▸ Records:
-- begin --

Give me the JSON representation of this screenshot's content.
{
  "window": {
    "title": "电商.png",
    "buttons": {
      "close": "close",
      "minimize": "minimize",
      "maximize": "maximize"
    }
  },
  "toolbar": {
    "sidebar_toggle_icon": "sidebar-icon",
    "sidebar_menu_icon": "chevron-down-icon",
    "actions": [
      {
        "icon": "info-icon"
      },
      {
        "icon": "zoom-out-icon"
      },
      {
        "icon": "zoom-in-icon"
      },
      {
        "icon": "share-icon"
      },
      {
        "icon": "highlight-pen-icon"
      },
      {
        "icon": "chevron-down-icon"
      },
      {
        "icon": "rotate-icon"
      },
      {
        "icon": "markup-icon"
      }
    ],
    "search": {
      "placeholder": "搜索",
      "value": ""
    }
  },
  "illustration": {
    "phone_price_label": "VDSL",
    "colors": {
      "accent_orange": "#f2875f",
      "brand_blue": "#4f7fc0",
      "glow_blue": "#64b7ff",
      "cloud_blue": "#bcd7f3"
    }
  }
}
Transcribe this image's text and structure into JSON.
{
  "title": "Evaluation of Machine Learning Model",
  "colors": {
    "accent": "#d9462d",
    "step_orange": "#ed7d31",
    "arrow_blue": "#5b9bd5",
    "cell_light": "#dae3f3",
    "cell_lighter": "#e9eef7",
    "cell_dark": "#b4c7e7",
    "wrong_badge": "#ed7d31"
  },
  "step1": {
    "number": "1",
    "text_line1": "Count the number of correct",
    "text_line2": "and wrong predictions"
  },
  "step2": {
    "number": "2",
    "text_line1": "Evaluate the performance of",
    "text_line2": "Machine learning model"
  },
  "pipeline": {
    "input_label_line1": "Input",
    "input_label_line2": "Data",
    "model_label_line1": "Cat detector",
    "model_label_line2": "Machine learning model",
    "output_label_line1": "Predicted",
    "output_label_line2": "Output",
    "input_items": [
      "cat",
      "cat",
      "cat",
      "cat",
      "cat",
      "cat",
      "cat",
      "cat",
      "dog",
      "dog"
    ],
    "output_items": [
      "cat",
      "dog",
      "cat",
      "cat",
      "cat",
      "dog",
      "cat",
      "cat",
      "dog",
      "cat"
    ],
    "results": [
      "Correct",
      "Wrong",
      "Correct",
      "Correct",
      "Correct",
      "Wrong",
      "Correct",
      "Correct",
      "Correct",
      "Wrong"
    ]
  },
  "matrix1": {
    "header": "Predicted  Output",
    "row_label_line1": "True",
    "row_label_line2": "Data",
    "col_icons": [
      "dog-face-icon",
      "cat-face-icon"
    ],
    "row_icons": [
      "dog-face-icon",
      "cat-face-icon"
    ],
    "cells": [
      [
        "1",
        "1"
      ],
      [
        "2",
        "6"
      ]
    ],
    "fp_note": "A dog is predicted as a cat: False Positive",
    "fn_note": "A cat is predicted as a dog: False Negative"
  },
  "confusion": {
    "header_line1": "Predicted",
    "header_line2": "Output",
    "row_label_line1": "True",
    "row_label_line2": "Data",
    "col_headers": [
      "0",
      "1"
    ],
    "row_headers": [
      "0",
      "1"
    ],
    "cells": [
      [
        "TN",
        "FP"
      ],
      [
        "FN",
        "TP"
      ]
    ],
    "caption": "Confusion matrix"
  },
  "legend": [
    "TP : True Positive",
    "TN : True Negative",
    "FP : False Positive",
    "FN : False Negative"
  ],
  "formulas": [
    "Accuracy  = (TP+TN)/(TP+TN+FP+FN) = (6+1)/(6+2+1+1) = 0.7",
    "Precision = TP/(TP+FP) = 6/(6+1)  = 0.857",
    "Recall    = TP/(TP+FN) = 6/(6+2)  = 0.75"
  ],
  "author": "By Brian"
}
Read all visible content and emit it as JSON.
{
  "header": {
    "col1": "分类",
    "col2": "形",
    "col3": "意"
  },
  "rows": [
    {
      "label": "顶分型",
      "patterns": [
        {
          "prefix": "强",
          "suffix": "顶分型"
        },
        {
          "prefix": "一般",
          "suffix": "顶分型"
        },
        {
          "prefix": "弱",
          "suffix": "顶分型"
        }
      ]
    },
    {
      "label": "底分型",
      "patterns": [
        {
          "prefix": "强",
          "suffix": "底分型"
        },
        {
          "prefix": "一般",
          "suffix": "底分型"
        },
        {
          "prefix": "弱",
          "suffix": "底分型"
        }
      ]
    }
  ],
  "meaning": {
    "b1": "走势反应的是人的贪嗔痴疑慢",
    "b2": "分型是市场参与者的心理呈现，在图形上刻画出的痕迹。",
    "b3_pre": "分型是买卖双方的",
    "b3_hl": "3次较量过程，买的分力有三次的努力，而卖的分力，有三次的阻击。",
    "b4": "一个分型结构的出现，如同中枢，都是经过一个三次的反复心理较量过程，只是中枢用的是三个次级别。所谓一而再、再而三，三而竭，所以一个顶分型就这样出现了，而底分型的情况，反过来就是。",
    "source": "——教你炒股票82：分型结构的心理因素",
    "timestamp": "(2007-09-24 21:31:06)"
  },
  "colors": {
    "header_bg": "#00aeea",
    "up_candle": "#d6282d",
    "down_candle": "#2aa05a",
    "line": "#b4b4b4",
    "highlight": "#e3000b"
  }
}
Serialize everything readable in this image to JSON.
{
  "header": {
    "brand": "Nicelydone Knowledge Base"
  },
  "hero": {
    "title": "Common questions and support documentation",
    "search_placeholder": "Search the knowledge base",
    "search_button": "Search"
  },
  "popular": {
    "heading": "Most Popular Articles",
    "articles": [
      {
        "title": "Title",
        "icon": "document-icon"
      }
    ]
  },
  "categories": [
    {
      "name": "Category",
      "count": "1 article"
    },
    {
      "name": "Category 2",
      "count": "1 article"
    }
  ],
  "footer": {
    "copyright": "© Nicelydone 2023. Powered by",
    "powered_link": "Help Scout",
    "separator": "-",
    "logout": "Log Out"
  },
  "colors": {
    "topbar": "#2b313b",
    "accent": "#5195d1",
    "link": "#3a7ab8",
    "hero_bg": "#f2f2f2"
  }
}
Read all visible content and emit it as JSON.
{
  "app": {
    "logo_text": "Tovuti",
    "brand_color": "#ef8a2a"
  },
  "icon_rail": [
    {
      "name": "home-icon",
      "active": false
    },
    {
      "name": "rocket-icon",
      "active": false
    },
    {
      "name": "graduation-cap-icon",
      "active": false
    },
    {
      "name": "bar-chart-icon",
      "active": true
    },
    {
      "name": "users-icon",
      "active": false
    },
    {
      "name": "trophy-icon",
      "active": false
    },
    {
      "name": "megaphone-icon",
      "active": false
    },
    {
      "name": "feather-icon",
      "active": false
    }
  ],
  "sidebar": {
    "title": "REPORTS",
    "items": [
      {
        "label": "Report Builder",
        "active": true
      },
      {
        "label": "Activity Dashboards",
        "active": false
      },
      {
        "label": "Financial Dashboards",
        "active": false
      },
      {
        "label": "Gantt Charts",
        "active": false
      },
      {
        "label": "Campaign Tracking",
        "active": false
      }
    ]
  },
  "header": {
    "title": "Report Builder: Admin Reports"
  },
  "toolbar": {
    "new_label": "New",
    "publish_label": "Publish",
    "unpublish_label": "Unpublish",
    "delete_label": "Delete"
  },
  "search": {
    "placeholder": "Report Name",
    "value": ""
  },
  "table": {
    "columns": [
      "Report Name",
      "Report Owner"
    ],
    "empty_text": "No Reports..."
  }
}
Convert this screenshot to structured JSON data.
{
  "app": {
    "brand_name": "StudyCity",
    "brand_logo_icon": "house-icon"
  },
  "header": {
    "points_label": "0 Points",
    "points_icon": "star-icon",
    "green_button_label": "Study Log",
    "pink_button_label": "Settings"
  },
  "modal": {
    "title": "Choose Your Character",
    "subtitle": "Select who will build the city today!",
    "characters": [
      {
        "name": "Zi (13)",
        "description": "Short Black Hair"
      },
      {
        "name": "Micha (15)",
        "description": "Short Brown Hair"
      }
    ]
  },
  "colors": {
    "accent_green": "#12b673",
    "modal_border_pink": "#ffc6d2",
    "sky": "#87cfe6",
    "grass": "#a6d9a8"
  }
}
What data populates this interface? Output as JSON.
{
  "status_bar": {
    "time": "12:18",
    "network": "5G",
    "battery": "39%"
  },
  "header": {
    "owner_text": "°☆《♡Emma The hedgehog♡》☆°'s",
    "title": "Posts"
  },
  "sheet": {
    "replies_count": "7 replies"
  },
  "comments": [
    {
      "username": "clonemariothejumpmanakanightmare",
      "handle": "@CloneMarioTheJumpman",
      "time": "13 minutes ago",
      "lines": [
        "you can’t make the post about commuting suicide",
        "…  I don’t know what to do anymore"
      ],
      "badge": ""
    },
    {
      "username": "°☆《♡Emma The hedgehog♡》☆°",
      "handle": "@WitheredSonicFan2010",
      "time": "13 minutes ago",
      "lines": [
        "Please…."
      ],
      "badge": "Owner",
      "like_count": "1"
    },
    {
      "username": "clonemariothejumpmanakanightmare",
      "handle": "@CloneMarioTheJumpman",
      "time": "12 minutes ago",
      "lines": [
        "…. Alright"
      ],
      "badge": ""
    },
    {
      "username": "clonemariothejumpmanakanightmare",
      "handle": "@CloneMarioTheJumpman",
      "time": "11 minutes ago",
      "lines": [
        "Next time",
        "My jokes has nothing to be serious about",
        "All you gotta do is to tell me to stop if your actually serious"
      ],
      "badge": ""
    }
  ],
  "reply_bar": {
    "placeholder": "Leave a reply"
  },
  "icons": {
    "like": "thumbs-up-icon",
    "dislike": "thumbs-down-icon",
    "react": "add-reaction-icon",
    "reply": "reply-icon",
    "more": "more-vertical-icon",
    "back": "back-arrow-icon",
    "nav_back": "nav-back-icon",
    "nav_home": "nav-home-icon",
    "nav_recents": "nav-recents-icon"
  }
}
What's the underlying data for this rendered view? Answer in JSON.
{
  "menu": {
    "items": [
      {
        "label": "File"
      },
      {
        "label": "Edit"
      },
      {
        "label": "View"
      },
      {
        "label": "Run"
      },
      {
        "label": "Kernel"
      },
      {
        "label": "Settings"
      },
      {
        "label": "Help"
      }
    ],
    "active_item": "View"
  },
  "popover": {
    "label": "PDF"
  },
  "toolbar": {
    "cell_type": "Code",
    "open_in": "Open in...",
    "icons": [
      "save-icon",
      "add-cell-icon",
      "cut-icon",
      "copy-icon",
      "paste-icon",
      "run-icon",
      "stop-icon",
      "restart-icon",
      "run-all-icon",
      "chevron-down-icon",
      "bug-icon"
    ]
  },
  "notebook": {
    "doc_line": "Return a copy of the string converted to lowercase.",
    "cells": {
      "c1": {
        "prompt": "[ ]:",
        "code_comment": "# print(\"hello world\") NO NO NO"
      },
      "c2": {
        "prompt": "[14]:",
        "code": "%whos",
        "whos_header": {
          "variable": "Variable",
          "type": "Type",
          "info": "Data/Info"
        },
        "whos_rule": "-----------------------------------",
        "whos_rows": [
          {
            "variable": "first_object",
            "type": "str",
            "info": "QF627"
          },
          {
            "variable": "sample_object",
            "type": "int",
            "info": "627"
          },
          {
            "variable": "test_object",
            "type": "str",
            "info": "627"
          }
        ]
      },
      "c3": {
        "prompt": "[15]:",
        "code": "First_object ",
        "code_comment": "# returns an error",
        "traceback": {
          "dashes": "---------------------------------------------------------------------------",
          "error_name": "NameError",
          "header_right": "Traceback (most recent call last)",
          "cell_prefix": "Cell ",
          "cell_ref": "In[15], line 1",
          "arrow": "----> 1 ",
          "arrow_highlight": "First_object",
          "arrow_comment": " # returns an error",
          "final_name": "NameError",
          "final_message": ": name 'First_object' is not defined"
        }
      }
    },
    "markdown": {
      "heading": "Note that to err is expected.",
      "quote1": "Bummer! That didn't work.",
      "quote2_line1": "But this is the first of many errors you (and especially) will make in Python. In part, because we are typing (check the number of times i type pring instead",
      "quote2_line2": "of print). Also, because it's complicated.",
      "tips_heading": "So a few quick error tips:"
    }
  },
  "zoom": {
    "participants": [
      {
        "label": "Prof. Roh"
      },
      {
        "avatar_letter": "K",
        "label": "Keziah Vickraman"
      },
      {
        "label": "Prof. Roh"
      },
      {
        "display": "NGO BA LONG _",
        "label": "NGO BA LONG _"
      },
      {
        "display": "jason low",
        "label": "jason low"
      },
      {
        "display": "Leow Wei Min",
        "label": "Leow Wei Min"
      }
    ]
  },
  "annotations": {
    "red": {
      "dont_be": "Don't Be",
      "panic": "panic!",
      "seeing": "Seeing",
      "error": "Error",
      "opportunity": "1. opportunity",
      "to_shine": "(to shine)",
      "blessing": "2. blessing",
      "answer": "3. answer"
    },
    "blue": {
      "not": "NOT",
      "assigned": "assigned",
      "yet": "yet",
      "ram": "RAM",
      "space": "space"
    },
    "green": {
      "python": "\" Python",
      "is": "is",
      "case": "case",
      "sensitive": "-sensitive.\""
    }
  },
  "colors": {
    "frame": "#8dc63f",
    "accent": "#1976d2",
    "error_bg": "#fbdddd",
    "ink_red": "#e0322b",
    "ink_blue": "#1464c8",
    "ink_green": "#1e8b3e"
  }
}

-- end --

▸ Required work: Looking at the records above, report how many lines contain the word "make". Answer with the number only.

▸ Full response: 2